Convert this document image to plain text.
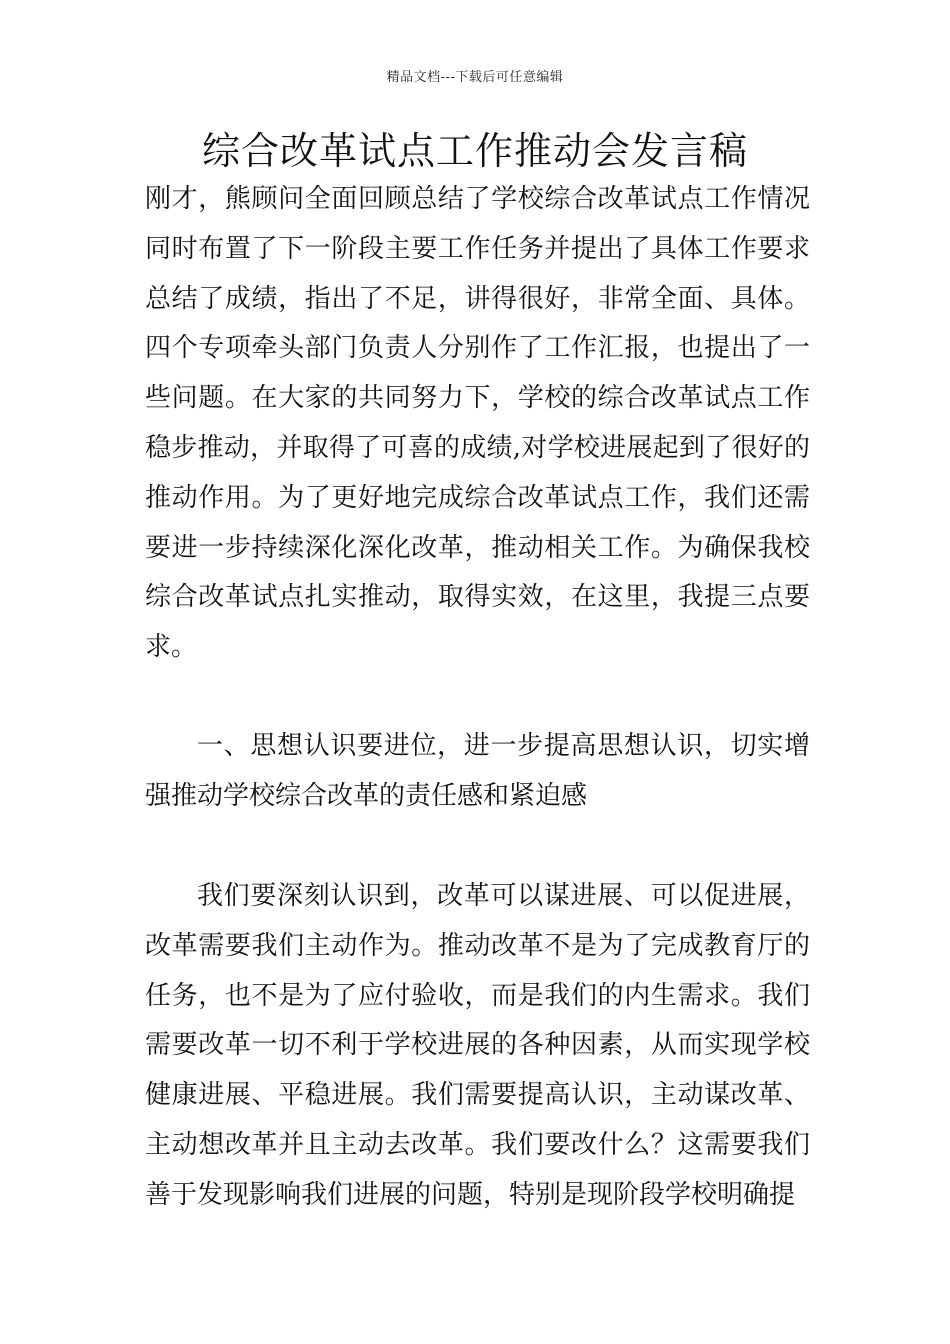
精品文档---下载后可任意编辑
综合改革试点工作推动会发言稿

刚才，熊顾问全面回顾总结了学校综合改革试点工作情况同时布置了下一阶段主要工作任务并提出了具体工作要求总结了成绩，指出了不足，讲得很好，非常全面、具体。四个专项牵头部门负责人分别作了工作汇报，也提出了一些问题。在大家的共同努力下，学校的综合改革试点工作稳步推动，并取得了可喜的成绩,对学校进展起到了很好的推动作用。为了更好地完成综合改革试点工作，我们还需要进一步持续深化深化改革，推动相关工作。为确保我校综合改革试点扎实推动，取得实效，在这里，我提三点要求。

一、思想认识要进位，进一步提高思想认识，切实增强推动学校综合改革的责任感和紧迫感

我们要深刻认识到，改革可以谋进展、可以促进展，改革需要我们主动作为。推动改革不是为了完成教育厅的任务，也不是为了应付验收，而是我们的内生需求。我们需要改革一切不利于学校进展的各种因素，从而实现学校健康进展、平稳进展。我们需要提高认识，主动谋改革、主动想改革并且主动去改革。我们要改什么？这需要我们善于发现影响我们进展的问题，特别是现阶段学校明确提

§ WHAT YOU WILL DO
Repeat each line of the records above exactly, but do not copy the pictures.

§ COMPLETE OUTPUT
Convert this document image to plain text.
精品文档---下载后可任意编辑
综合改革试点工作推动会发言稿

刚才，熊顾问全面回顾总结了学校综合改革试点工作情况同时布置了下一阶段主要工作任务并提出了具体工作要求总结了成绩，指出了不足，讲得很好，非常全面、具体。四个专项牵头部门负责人分别作了工作汇报，也提出了一些问题。在大家的共同努力下，学校的综合改革试点工作稳步推动，并取得了可喜的成绩,对学校进展起到了很好的推动作用。为了更好地完成综合改革试点工作，我们还需要进一步持续深化深化改革，推动相关工作。为确保我校综合改革试点扎实推动，取得实效，在这里，我提三点要求。

一、思想认识要进位，进一步提高思想认识，切实增强推动学校综合改革的责任感和紧迫感

我们要深刻认识到，改革可以谋进展、可以促进展，改革需要我们主动作为。推动改革不是为了完成教育厅的任务，也不是为了应付验收，而是我们的内生需求。我们需要改革一切不利于学校进展的各种因素，从而实现学校健康进展、平稳进展。我们需要提高认识，主动谋改革、主动想改革并且主动去改革。我们要改什么？这需要我们善于发现影响我们进展的问题，特别是现阶段学校明确提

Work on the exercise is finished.